Records for this exercise:
★ ★ ★ ★ ★

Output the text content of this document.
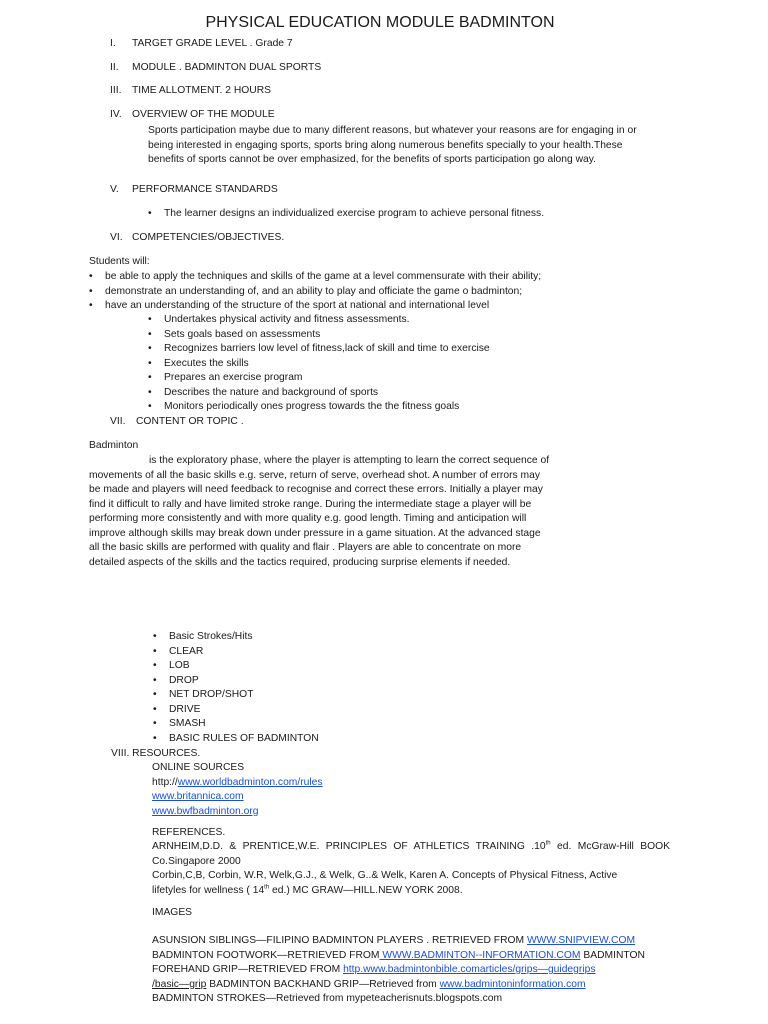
PHYSICAL EDUCATION MODULE BADMINTON
I. TARGET GRADE LEVEL . Grade 7
II. MODULE . BADMINTON DUAL SPORTS
III. TIME ALLOTMENT. 2 HOURS
IV. OVERVIEW OF THE MODULE
Sports participation maybe due to many different reasons, but whatever your reasons are for engaging in or
being interested in engaging sports, sports bring along numerous benefits specially to your health.These
benefits of sports cannot be over emphasized, for the benefits of sports participation go along way.
V. PERFORMANCE STANDARDS
• The learner designs an individualized exercise program to achieve personal fitness.
VI. COMPETENCIES/OBJECTIVES.
Students will:
• be able to apply the techniques and skills of the game at a level commensurate with their ability;
• demonstrate an understanding of, and an ability to play and officiate the game o badminton;
• have an understanding of the structure of the sport at national and international level
• Undertakes physical activity and fitness assessments.
• Sets goals based on assessments
• Recognizes barriers low level of fitness,lack of skill and time to exercise
• Executes the skills
• Prepares an exercise program
• Describes the nature and background of sports
• Monitors periodically ones progress towards the the fitness goals
VII. CONTENT OR TOPIC .
Badminton
is the exploratory phase, where the player is attempting to learn the correct sequence of
movements of all the basic skills e.g. serve, return of serve, overhead shot. A number of errors may
be made and players will need feedback to recognise and correct these errors. Initially a player may
find it difficult to rally and have limited stroke range. During the intermediate stage a player will be
performing more consistently and with more quality e.g. good length. Timing and anticipation will
improve although skills may break down under pressure in a game situation. At the advanced stage
all the basic skills are performed with quality and flair . Players are able to concentrate on more
detailed aspects of the skills and the tactics required, producing surprise elements if needed.
• Basic Strokes/Hits
• CLEAR
• LOB
• DROP
• NET DROP/SHOT
• DRIVE
• SMASH
• BASIC RULES OF BADMINTON
VIII. RESOURCES.
ONLINE SOURCES
http://www.worldbadminton.com/rules
www.britannica.com
www.bwfbadminton.org
REFERENCES.
ARNHEIM,D.D. & PRENTICE,W.E. PRINCIPLES OF ATHLETICS TRAINING .10th ed. McGraw-Hill BOOK
Co.Singapore 2000
Corbin,C,B, Corbin, W.R, Welk,G.J., & Welk, G..& Welk, Karen A. Concepts of Physical Fitness, Active
lifetyles for wellness ( 14th ed.) MC GRAW—HILL.NEW YORK 2008.
IMAGES
ASUNSION SIBLINGS—FILIPINO BADMINTON PLAYERS . RETRIEVED FROM WWW.SNIPVIEW.COM
BADMINTON FOOTWORK—RETRIEVED FROM WWW.BADMINTON--INFORMATION.COM BADMINTON
FOREHAND GRIP—RETRIEVED FROM http.www.badmintonbible.comarticles/grips—guidegrips
/basic—grip BADMINTON BACKHAND GRIP—Retrieved from www.badmintoninformation.com
BADMINTON STROKES—Retrieved from mypeteacherisnuts.blogspots.com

★ ★ ★ ★ ★

What needs to be done: Among the records above, find each line holding the string "stage" and pull it out.

Output for this exercise:
find it difficult to rally and have limited stroke range. During the intermediate stage a player will be
improve although skills may break down under pressure in a game situation. At the advanced stage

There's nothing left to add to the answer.